Dataset items

▼

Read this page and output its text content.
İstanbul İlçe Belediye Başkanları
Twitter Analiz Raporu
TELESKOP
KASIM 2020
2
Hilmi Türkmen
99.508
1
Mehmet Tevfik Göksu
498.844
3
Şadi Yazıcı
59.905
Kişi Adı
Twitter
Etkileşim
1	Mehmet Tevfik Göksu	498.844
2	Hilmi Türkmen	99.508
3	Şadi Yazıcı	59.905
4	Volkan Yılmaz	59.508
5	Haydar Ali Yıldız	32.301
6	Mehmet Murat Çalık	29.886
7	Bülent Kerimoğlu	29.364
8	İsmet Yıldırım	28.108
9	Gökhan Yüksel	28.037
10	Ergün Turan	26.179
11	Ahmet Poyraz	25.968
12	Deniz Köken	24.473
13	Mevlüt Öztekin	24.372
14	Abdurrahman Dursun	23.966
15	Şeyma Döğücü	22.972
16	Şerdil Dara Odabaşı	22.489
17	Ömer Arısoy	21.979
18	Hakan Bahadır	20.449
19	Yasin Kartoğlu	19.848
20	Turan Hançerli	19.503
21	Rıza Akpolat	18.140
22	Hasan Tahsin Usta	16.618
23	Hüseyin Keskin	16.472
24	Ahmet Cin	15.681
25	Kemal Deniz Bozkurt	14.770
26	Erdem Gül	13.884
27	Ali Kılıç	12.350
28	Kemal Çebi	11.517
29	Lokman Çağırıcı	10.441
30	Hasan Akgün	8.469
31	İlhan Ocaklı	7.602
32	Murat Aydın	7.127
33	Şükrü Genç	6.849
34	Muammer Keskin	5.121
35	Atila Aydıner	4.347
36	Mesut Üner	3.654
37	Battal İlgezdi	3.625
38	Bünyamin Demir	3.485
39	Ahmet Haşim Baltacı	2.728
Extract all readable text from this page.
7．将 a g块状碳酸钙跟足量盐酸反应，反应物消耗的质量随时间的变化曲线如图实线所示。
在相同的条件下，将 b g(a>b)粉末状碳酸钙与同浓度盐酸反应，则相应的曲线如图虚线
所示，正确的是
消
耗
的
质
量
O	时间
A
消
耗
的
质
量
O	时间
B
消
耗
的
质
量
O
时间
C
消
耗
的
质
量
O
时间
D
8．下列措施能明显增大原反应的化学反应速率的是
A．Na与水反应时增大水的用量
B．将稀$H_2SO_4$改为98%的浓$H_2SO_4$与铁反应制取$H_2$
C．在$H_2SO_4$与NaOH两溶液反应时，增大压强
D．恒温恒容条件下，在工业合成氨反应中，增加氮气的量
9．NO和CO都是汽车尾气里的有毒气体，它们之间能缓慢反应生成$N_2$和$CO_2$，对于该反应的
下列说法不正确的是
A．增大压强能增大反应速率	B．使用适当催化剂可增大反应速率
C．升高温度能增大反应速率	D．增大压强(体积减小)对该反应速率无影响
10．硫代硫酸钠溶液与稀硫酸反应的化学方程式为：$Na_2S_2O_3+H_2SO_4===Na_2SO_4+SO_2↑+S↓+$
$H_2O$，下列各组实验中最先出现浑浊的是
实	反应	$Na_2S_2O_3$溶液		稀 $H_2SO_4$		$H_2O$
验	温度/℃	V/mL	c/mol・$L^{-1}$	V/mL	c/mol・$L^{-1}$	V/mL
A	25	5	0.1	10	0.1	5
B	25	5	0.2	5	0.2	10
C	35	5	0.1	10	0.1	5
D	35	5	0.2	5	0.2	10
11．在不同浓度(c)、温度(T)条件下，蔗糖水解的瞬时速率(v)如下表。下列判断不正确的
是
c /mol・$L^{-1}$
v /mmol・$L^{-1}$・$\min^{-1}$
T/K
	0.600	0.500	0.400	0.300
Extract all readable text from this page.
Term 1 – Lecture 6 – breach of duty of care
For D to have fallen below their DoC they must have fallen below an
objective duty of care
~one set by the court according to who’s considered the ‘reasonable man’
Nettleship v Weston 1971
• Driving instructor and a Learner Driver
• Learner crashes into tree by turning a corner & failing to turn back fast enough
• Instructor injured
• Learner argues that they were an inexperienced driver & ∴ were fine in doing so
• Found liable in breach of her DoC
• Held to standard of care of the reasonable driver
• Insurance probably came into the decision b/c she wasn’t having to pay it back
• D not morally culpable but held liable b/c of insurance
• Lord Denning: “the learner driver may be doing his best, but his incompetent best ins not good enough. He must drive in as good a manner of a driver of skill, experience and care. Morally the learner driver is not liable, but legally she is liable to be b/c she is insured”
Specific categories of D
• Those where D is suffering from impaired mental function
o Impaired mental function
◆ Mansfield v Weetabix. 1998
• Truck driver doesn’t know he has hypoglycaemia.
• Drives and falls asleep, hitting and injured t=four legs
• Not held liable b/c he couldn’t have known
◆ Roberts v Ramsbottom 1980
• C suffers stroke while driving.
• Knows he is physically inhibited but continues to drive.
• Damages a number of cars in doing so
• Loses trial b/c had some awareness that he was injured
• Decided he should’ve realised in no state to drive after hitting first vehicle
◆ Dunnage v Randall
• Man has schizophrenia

▲

Task objective: Type the whole listing again, unaltered.

Full response:
Read this page and output its text content.
İstanbul İlçe Belediye Başkanları
Twitter Analiz Raporu
TELESKOP
KASIM 2020
2
Hilmi Türkmen
99.508
1
Mehmet Tevfik Göksu
498.844
3
Şadi Yazıcı
59.905
Kişi Adı
Twitter
Etkileşim
1	Mehmet Tevfik Göksu	498.844
2	Hilmi Türkmen	99.508
3	Şadi Yazıcı	59.905
4	Volkan Yılmaz	59.508
5	Haydar Ali Yıldız	32.301
6	Mehmet Murat Çalık	29.886
7	Bülent Kerimoğlu	29.364
8	İsmet Yıldırım	28.108
9	Gökhan Yüksel	28.037
10	Ergün Turan	26.179
11	Ahmet Poyraz	25.968
12	Deniz Köken	24.473
13	Mevlüt Öztekin	24.372
14	Abdurrahman Dursun	23.966
15	Şeyma Döğücü	22.972
16	Şerdil Dara Odabaşı	22.489
17	Ömer Arısoy	21.979
18	Hakan Bahadır	20.449
19	Yasin Kartoğlu	19.848
20	Turan Hançerli	19.503
21	Rıza Akpolat	18.140
22	Hasan Tahsin Usta	16.618
23	Hüseyin Keskin	16.472
24	Ahmet Cin	15.681
25	Kemal Deniz Bozkurt	14.770
26	Erdem Gül	13.884
27	Ali Kılıç	12.350
28	Kemal Çebi	11.517
29	Lokman Çağırıcı	10.441
30	Hasan Akgün	8.469
31	İlhan Ocaklı	7.602
32	Murat Aydın	7.127
33	Şükrü Genç	6.849
34	Muammer Keskin	5.121
35	Atila Aydıner	4.347
36	Mesut Üner	3.654
37	Battal İlgezdi	3.625
38	Bünyamin Demir	3.485
39	Ahmet Haşim Baltacı	2.728
Extract all readable text from this page.
7．将 a g块状碳酸钙跟足量盐酸反应，反应物消耗的质量随时间的变化曲线如图实线所示。
在相同的条件下，将 b g(a>b)粉末状碳酸钙与同浓度盐酸反应，则相应的曲线如图虚线
所示，正确的是
消
耗
的
质
量
O	时间
A
消
耗
的
质
量
O	时间
B
消
耗
的
质
量
O
时间
C
消
耗
的
质
量
O
时间
D
8．下列措施能明显增大原反应的化学反应速率的是
A．Na与水反应时增大水的用量
B．将稀$H_2SO_4$改为98%的浓$H_2SO_4$与铁反应制取$H_2$
C．在$H_2SO_4$与NaOH两溶液反应时，增大压强
D．恒温恒容条件下，在工业合成氨反应中，增加氮气的量
9．NO和CO都是汽车尾气里的有毒气体，它们之间能缓慢反应生成$N_2$和$CO_2$，对于该反应的
下列说法不正确的是
A．增大压强能增大反应速率	B．使用适当催化剂可增大反应速率
C．升高温度能增大反应速率	D．增大压强(体积减小)对该反应速率无影响
10．硫代硫酸钠溶液与稀硫酸反应的化学方程式为：$Na_2S_2O_3+H_2SO_4===Na_2SO_4+SO_2↑+S↓+$
$H_2O$，下列各组实验中最先出现浑浊的是
实	反应	$Na_2S_2O_3$溶液		稀 $H_2SO_4$		$H_2O$
验	温度/℃	V/mL	c/mol・$L^{-1}$	V/mL	c/mol・$L^{-1}$	V/mL
A	25	5	0.1	10	0.1	5
B	25	5	0.2	5	0.2	10
C	35	5	0.1	10	0.1	5
D	35	5	0.2	5	0.2	10
11．在不同浓度(c)、温度(T)条件下，蔗糖水解的瞬时速率(v)如下表。下列判断不正确的
是
c /mol・$L^{-1}$
v /mmol・$L^{-1}$・$\min^{-1}$
T/K
	0.600	0.500	0.400	0.300
Extract all readable text from this page.
Term 1 – Lecture 6 – breach of duty of care
For D to have fallen below their DoC they must have fallen below an
objective duty of care
~one set by the court according to who’s considered the ‘reasonable man’
Nettleship v Weston 1971
• Driving instructor and a Learner Driver
• Learner crashes into tree by turning a corner & failing to turn back fast enough
• Instructor injured
• Learner argues that they were an inexperienced driver & ∴ were fine in doing so
• Found liable in breach of her DoC
• Held to standard of care of the reasonable driver
• Insurance probably came into the decision b/c she wasn’t having to pay it back
• D not morally culpable but held liable b/c of insurance
• Lord Denning: “the learner driver may be doing his best, but his incompetent best ins not good enough. He must drive in as good a manner of a driver of skill, experience and care. Morally the learner driver is not liable, but legally she is liable to be b/c she is insured”
Specific categories of D
• Those where D is suffering from impaired mental function
o Impaired mental function
◆ Mansfield v Weetabix. 1998
• Truck driver doesn’t know he has hypoglycaemia.
• Drives and falls asleep, hitting and injured t=four legs
• Not held liable b/c he couldn’t have known
◆ Roberts v Ramsbottom 1980
• C suffers stroke while driving.
• Knows he is physically inhibited but continues to drive.
• Damages a number of cars in doing so
• Loses trial b/c had some awareness that he was injured
• Decided he should’ve realised in no state to drive after hitting first vehicle
◆ Dunnage v Randall
• Man has schizophrenia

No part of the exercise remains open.